Saved entries:
__________
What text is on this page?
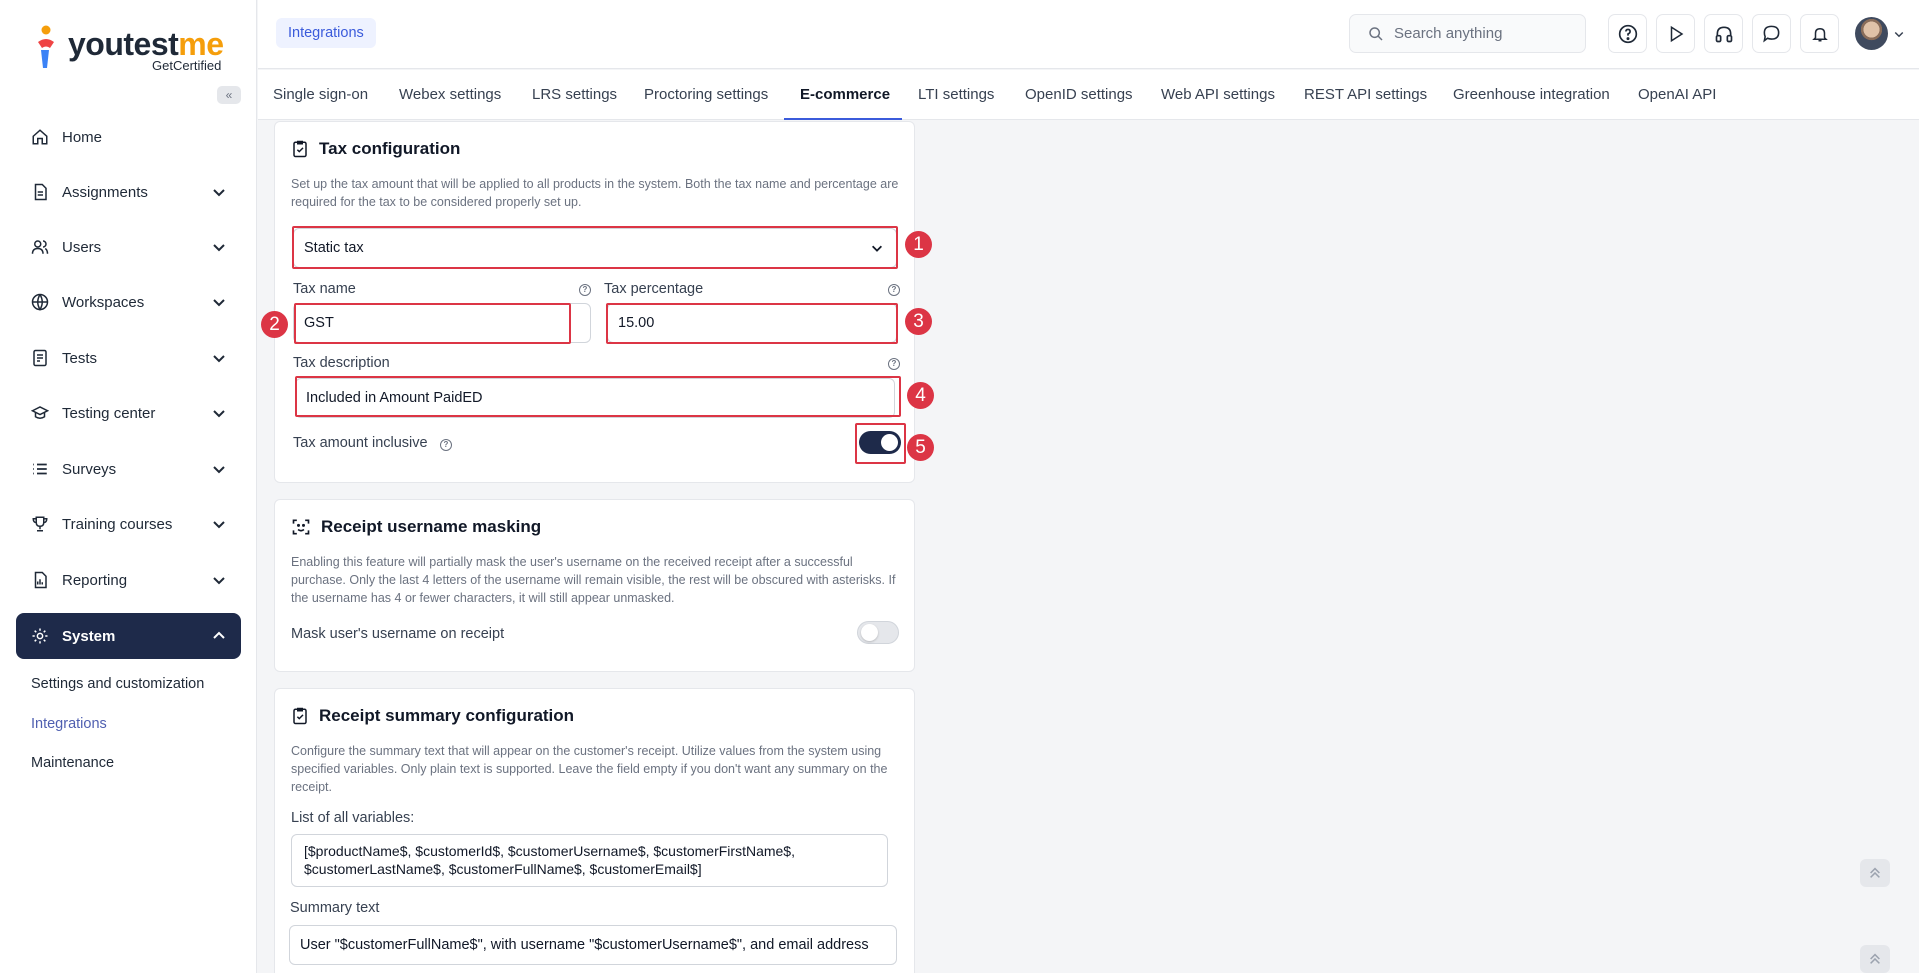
youtestme
GetCertified
«
Home
Assignments
Users
Workspaces
Tests
Testing center
Surveys
Training courses
Reporting
System
Settings and customization
Integrations
Maintenance
Integrations	Search anything
Single sign-on Webex settings LRS settings Proctoring settings E-commerce LTI settings OpenID settings Web API settings REST API settings Greenhouse integration OpenAI API
Tax configuration
Set up the tax amount that will be applied to all products in the system. Both the tax name and percentage are required for the tax to be considered properly set up.
Static tax
Tax name	?
GST
Tax percentage	?
15.00
Tax description	?
Included in Amount PaidED
Tax amount inclusive	?
1
2	3
4
5
Receipt username masking
Enabling this feature will partially mask the user's username on the received receipt after a successful purchase. Only the last 4 letters of the username will remain visible, the rest will be obscured with asterisks. If the username has 4 or fewer characters, it will still appear unmasked.
Mask user's username on receipt
Receipt summary configuration
Configure the summary text that will appear on the customer's receipt. Utilize values from the system using specified variables. Only plain text is supported. Leave the field empty if you don't want any summary on the receipt.
List of all variables:
[$productName$, $customerId$, $customerUsername$, $customerFirstName$, $customerLastName$, $customerFullName$, $customerEmail$]
Summary text
User "$customerFullName$", with username "$customerUsername$", and email address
__________
Quote everything in the listing above exactly; pictures are the only thing to omit.

What text is on this page?
youtestme
GetCertified
«
Home
Assignments
Users
Workspaces
Tests
Testing center
Surveys
Training courses
Reporting
System
Settings and customization
Integrations
Maintenance
Integrations	Search anything
Single sign-on Webex settings LRS settings Proctoring settings E-commerce LTI settings OpenID settings Web API settings REST API settings Greenhouse integration OpenAI API
Tax configuration
Set up the tax amount that will be applied to all products in the system. Both the tax name and percentage are required for the tax to be considered properly set up.
Static tax
Tax name	?
GST
Tax percentage	?
15.00
Tax description	?
Included in Amount PaidED
Tax amount inclusive	?
1
2	3
4
5
Receipt username masking
Enabling this feature will partially mask the user's username on the received receipt after a successful purchase. Only the last 4 letters of the username will remain visible, the rest will be obscured with asterisks. If the username has 4 or fewer characters, it will still appear unmasked.
Mask user's username on receipt
Receipt summary configuration
Configure the summary text that will appear on the customer's receipt. Utilize values from the system using specified variables. Only plain text is supported. Leave the field empty if you don't want any summary on the receipt.
List of all variables:
[$productName$, $customerId$, $customerUsername$, $customerFirstName$, $customerLastName$, $customerFullName$, $customerEmail$]
Summary text
User "$customerFullName$", with username "$customerUsername$", and email address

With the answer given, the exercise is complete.